#### Set problem
Scan the following material for the string "true" and copy each line in which it appears.

#### Supplied information
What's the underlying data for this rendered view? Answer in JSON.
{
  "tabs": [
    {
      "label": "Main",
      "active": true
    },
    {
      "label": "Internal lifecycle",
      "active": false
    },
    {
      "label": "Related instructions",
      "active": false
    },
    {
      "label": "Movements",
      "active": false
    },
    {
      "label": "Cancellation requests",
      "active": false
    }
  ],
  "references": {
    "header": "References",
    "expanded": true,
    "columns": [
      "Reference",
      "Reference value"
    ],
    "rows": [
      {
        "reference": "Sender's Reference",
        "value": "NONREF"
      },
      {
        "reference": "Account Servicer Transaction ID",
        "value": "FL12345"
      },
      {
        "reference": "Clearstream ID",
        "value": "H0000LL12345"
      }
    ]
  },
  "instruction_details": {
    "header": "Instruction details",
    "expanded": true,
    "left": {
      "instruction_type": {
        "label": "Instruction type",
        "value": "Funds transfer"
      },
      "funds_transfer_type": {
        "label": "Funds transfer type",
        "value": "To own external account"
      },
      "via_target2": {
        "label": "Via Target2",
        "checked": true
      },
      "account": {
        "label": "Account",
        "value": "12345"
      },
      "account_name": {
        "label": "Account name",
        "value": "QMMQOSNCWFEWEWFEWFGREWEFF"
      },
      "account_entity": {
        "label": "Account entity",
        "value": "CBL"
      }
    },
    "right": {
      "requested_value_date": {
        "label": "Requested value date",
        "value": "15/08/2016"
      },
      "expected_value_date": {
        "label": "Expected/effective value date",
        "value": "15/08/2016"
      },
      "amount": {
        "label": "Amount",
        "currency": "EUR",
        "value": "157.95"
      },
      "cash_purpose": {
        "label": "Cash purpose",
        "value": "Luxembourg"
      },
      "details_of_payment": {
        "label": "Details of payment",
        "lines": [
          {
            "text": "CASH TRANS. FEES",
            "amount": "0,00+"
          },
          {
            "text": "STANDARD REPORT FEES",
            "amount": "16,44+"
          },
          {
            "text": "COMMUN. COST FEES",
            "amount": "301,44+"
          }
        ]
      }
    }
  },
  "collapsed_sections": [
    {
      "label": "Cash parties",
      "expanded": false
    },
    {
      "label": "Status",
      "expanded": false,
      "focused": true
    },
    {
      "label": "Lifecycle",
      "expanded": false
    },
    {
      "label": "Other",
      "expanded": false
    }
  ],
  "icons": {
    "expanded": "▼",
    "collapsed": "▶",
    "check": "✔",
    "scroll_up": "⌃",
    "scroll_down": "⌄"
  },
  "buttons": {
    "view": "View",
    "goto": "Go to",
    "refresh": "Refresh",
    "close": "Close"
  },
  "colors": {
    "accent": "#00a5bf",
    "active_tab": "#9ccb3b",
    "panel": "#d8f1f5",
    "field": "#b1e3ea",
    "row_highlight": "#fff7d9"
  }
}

#### Output for this task
      "active": true
    "expanded": true,
    "expanded": true,
        "checked": true
      "focused": true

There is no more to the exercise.